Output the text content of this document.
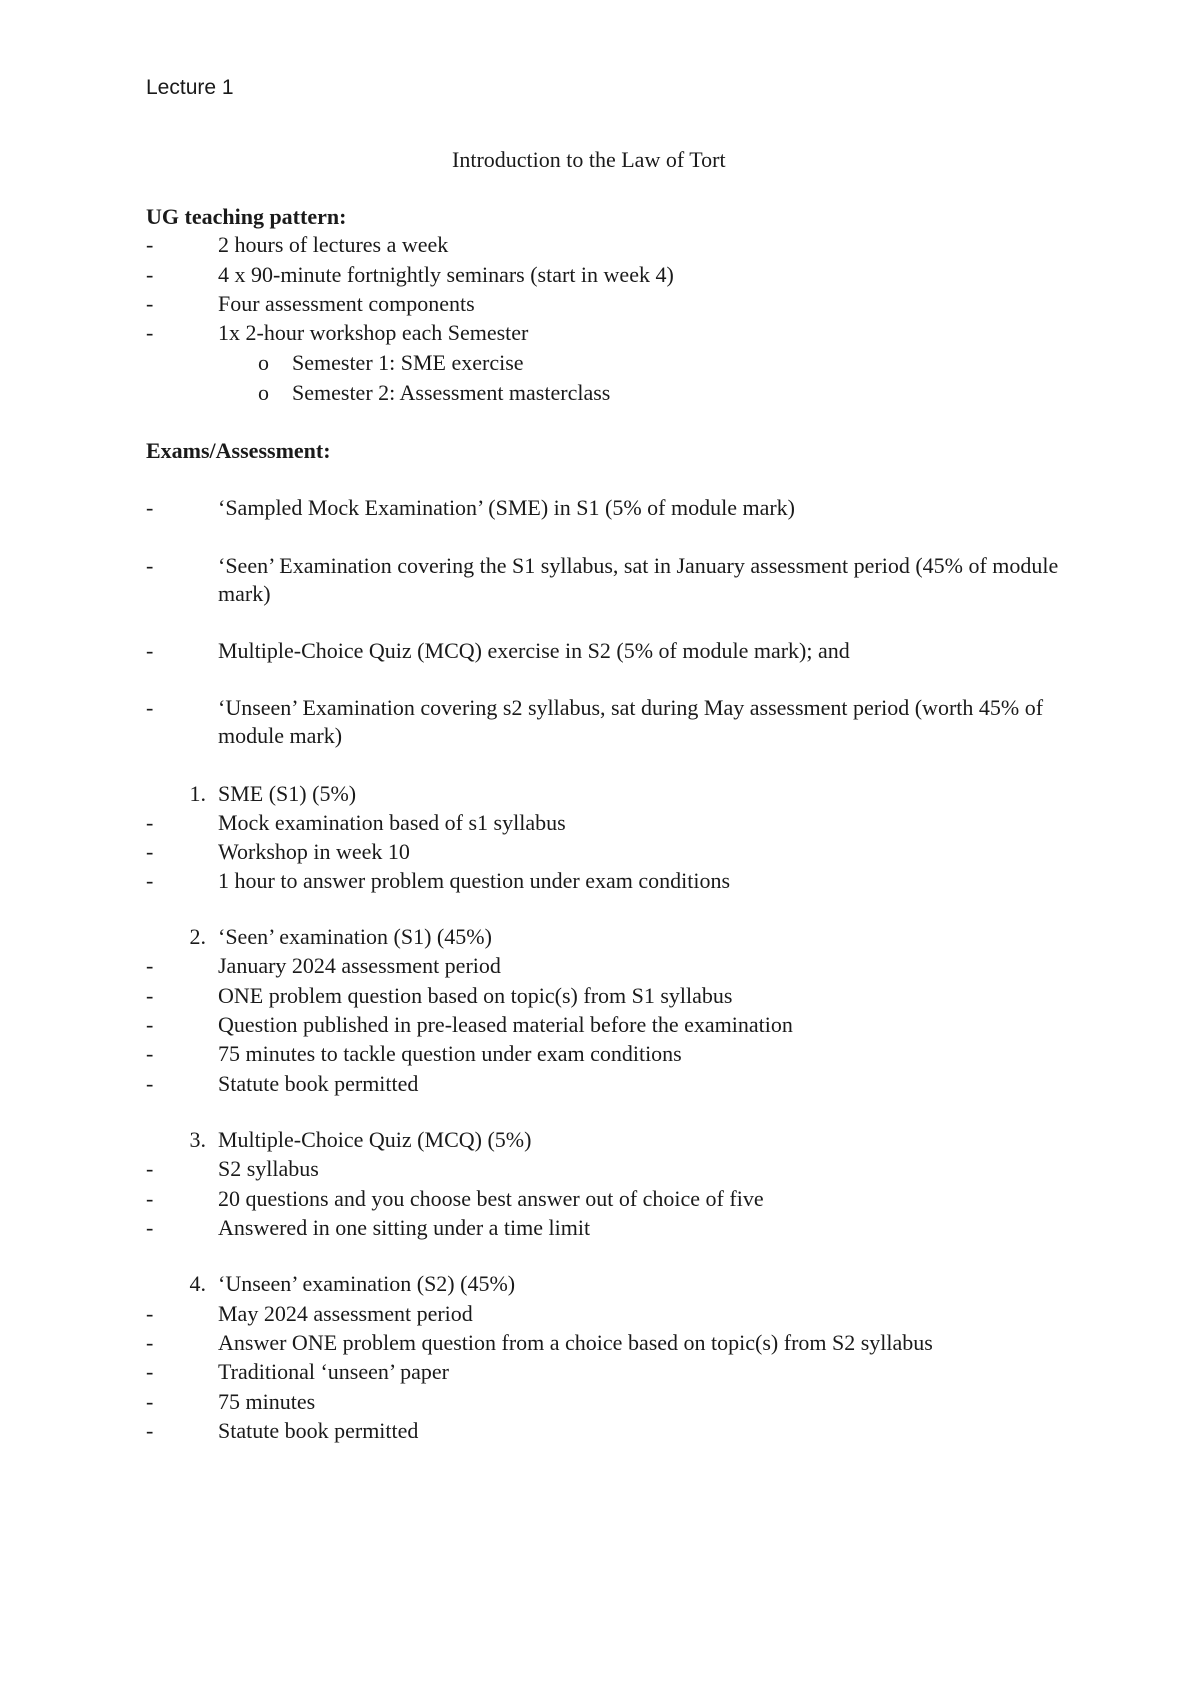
Lecture 1
Introduction to the Law of Tort
UG teaching pattern:
-	2 hours of lectures a week
-	4 x 90-minute fortnightly seminars (start in week 4)
-	Four assessment components
-	1x 2-hour workshop each Semester
o Semester 1: SME exercise
o Semester 2: Assessment masterclass
Exams/Assessment:
-	‘Sampled Mock Examination’ (SME) in S1 (5% of module mark)
-	‘Seen’ Examination covering the S1 syllabus, sat in January assessment period (45% of module mark)
-	Multiple-Choice Quiz (MCQ) exercise in S2 (5% of module mark); and
-	‘Unseen’ Examination covering s2 syllabus, sat during May assessment period (worth 45% of module mark)
1. SME (S1) (5%)
-	Mock examination based of s1 syllabus
-	Workshop in week 10
-	1 hour to answer problem question under exam conditions
2. ‘Seen’ examination (S1) (45%)
-	January 2024 assessment period
-	ONE problem question based on topic(s) from S1 syllabus
-	Question published in pre-leased material before the examination
-	75 minutes to tackle question under exam conditions
-	Statute book permitted
3. Multiple-Choice Quiz (MCQ) (5%)
-	S2 syllabus
-	20 questions and you choose best answer out of choice of five
-	Answered in one sitting under a time limit
4. ‘Unseen’ examination (S2) (45%)
-	May 2024 assessment period
-	Answer ONE problem question from a choice based on topic(s) from S2 syllabus
-	Traditional ‘unseen’ paper
-	75 minutes
-	Statute book permitted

* * *

WHAT TO WORK ON
Find every line in the records above that holds the word "minutes", and copy each one.

ANSWER TO THE TASK
-	75 minutes to tackle question under exam conditions
-	75 minutes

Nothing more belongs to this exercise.